- _WRITTEN REQUEST_
Print the listing that follows, character for character.

— Start INFORMATION SHOWN —

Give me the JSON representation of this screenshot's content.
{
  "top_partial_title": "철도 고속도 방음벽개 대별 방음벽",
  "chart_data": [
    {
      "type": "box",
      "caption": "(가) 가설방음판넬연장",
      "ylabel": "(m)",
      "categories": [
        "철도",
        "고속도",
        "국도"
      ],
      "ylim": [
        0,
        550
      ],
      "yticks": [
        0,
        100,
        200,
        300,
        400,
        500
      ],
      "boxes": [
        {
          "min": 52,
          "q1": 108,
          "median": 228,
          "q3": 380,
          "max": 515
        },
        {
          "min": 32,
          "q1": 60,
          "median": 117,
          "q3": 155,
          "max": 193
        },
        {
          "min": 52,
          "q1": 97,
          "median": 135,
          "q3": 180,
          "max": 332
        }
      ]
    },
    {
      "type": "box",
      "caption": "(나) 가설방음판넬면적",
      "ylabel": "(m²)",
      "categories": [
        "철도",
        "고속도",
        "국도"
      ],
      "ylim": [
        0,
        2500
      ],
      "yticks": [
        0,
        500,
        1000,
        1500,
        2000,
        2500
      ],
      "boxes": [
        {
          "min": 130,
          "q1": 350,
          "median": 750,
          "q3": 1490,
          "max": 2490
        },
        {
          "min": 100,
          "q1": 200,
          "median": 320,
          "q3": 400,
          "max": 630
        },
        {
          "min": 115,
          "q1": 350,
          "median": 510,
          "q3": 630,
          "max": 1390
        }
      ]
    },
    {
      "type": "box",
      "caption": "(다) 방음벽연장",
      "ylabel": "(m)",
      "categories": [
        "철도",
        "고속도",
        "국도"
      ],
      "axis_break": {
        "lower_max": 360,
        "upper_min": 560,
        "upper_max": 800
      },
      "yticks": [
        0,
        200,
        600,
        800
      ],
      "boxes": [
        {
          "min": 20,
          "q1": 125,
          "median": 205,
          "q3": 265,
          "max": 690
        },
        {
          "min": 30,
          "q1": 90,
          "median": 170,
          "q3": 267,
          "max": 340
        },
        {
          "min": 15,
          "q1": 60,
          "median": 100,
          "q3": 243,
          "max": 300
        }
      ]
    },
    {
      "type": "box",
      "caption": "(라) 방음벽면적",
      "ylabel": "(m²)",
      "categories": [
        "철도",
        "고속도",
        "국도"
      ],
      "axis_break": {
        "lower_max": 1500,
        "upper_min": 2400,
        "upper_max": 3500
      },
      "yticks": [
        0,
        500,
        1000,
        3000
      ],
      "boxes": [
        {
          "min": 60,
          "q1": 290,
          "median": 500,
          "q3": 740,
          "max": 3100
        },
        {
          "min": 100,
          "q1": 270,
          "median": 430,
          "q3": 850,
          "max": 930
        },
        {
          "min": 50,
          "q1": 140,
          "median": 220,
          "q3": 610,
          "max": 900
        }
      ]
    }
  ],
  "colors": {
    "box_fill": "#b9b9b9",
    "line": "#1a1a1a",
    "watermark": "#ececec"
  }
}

— End INFORMATION SHOWN —

- _COMPLETED TASK_
Give me the JSON representation of this screenshot's content.
{
  "top_partial_title": "철도 고속도 방음벽개 대별 방음벽",
  "chart_data": [
    {
      "type": "box",
      "caption": "(가) 가설방음판넬연장",
      "ylabel": "(m)",
      "categories": [
        "철도",
        "고속도",
        "국도"
      ],
      "ylim": [
        0,
        550
      ],
      "yticks": [
        0,
        100,
        200,
        300,
        400,
        500
      ],
      "boxes": [
        {
          "min": 52,
          "q1": 108,
          "median": 228,
          "q3": 380,
          "max": 515
        },
        {
          "min": 32,
          "q1": 60,
          "median": 117,
          "q3": 155,
          "max": 193
        },
        {
          "min": 52,
          "q1": 97,
          "median": 135,
          "q3": 180,
          "max": 332
        }
      ]
    },
    {
      "type": "box",
      "caption": "(나) 가설방음판넬면적",
      "ylabel": "(m²)",
      "categories": [
        "철도",
        "고속도",
        "국도"
      ],
      "ylim": [
        0,
        2500
      ],
      "yticks": [
        0,
        500,
        1000,
        1500,
        2000,
        2500
      ],
      "boxes": [
        {
          "min": 130,
          "q1": 350,
          "median": 750,
          "q3": 1490,
          "max": 2490
        },
        {
          "min": 100,
          "q1": 200,
          "median": 320,
          "q3": 400,
          "max": 630
        },
        {
          "min": 115,
          "q1": 350,
          "median": 510,
          "q3": 630,
          "max": 1390
        }
      ]
    },
    {
      "type": "box",
      "caption": "(다) 방음벽연장",
      "ylabel": "(m)",
      "categories": [
        "철도",
        "고속도",
        "국도"
      ],
      "axis_break": {
        "lower_max": 360,
        "upper_min": 560,
        "upper_max": 800
      },
      "yticks": [
        0,
        200,
        600,
        800
      ],
      "boxes": [
        {
          "min": 20,
          "q1": 125,
          "median": 205,
          "q3": 265,
          "max": 690
        },
        {
          "min": 30,
          "q1": 90,
          "median": 170,
          "q3": 267,
          "max": 340
        },
        {
          "min": 15,
          "q1": 60,
          "median": 100,
          "q3": 243,
          "max": 300
        }
      ]
    },
    {
      "type": "box",
      "caption": "(라) 방음벽면적",
      "ylabel": "(m²)",
      "categories": [
        "철도",
        "고속도",
        "국도"
      ],
      "axis_break": {
        "lower_max": 1500,
        "upper_min": 2400,
        "upper_max": 3500
      },
      "yticks": [
        0,
        500,
        1000,
        3000
      ],
      "boxes": [
        {
          "min": 60,
          "q1": 290,
          "median": 500,
          "q3": 740,
          "max": 3100
        },
        {
          "min": 100,
          "q1": 270,
          "median": 430,
          "q3": 850,
          "max": 930
        },
        {
          "min": 50,
          "q1": 140,
          "median": 220,
          "q3": 610,
          "max": 900
        }
      ]
    }
  ],
  "colors": {
    "box_fill": "#b9b9b9",
    "line": "#1a1a1a",
    "watermark": "#ececec"
  }
}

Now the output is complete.